── Data
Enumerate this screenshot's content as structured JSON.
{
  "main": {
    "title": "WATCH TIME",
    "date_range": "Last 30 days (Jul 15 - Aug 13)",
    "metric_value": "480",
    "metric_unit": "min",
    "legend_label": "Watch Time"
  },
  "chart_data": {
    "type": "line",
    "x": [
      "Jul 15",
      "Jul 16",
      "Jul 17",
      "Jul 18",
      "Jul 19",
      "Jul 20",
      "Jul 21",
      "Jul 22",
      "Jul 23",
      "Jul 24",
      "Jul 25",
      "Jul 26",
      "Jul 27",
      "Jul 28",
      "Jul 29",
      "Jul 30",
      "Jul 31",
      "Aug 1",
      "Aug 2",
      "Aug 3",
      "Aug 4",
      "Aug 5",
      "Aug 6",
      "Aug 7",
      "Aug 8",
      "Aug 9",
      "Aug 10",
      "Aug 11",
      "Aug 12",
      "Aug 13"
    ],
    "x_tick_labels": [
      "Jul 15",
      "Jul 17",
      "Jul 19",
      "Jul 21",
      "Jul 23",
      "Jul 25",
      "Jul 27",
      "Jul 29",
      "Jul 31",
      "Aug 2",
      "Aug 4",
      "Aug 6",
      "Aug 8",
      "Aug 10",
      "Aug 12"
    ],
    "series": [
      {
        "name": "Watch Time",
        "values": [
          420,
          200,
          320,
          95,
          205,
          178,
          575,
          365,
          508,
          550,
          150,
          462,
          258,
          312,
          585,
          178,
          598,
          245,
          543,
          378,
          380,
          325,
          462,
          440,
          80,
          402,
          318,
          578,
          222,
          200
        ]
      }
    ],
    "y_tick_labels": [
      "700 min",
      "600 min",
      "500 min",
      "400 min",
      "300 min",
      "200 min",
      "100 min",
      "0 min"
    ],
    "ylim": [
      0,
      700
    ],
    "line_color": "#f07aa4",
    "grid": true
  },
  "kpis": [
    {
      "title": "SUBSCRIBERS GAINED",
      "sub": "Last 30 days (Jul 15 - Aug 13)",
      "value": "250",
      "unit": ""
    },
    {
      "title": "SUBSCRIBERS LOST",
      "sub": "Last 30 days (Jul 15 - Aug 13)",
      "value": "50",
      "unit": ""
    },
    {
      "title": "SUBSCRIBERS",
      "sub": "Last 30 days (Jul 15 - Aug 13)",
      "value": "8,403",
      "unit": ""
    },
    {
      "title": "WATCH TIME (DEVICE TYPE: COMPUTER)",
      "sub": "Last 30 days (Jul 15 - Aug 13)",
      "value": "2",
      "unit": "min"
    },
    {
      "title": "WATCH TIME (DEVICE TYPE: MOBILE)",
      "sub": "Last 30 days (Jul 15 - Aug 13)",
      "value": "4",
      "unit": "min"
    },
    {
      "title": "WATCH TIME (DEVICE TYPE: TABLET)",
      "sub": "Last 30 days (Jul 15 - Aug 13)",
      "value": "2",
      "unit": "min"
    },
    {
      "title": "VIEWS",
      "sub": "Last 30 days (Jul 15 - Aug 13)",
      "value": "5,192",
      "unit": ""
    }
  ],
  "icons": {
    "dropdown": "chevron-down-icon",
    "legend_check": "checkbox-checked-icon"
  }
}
────
Problem requirements:
Go through the data and return every record exactly.

Written answer:
Enumerate this screenshot's content as structured JSON.
{
  "main": {
    "title": "WATCH TIME",
    "date_range": "Last 30 days (Jul 15 - Aug 13)",
    "metric_value": "480",
    "metric_unit": "min",
    "legend_label": "Watch Time"
  },
  "chart_data": {
    "type": "line",
    "x": [
      "Jul 15",
      "Jul 16",
      "Jul 17",
      "Jul 18",
      "Jul 19",
      "Jul 20",
      "Jul 21",
      "Jul 22",
      "Jul 23",
      "Jul 24",
      "Jul 25",
      "Jul 26",
      "Jul 27",
      "Jul 28",
      "Jul 29",
      "Jul 30",
      "Jul 31",
      "Aug 1",
      "Aug 2",
      "Aug 3",
      "Aug 4",
      "Aug 5",
      "Aug 6",
      "Aug 7",
      "Aug 8",
      "Aug 9",
      "Aug 10",
      "Aug 11",
      "Aug 12",
      "Aug 13"
    ],
    "x_tick_labels": [
      "Jul 15",
      "Jul 17",
      "Jul 19",
      "Jul 21",
      "Jul 23",
      "Jul 25",
      "Jul 27",
      "Jul 29",
      "Jul 31",
      "Aug 2",
      "Aug 4",
      "Aug 6",
      "Aug 8",
      "Aug 10",
      "Aug 12"
    ],
    "series": [
      {
        "name": "Watch Time",
        "values": [
          420,
          200,
          320,
          95,
          205,
          178,
          575,
          365,
          508,
          550,
          150,
          462,
          258,
          312,
          585,
          178,
          598,
          245,
          543,
          378,
          380,
          325,
          462,
          440,
          80,
          402,
          318,
          578,
          222,
          200
        ]
      }
    ],
    "y_tick_labels": [
      "700 min",
      "600 min",
      "500 min",
      "400 min",
      "300 min",
      "200 min",
      "100 min",
      "0 min"
    ],
    "ylim": [
      0,
      700
    ],
    "line_color": "#f07aa4",
    "grid": true
  },
  "kpis": [
    {
      "title": "SUBSCRIBERS GAINED",
      "sub": "Last 30 days (Jul 15 - Aug 13)",
      "value": "250",
      "unit": ""
    },
    {
      "title": "SUBSCRIBERS LOST",
      "sub": "Last 30 days (Jul 15 - Aug 13)",
      "value": "50",
      "unit": ""
    },
    {
      "title": "SUBSCRIBERS",
      "sub": "Last 30 days (Jul 15 - Aug 13)",
      "value": "8,403",
      "unit": ""
    },
    {
      "title": "WATCH TIME (DEVICE TYPE: COMPUTER)",
      "sub": "Last 30 days (Jul 15 - Aug 13)",
      "value": "2",
      "unit": "min"
    },
    {
      "title": "WATCH TIME (DEVICE TYPE: MOBILE)",
      "sub": "Last 30 days (Jul 15 - Aug 13)",
      "value": "4",
      "unit": "min"
    },
    {
      "title": "WATCH TIME (DEVICE TYPE: TABLET)",
      "sub": "Last 30 days (Jul 15 - Aug 13)",
      "value": "2",
      "unit": "min"
    },
    {
      "title": "VIEWS",
      "sub": "Last 30 days (Jul 15 - Aug 13)",
      "value": "5,192",
      "unit": ""
    }
  ],
  "icons": {
    "dropdown": "chevron-down-icon",
    "legend_check": "checkbox-checked-icon"
  }
}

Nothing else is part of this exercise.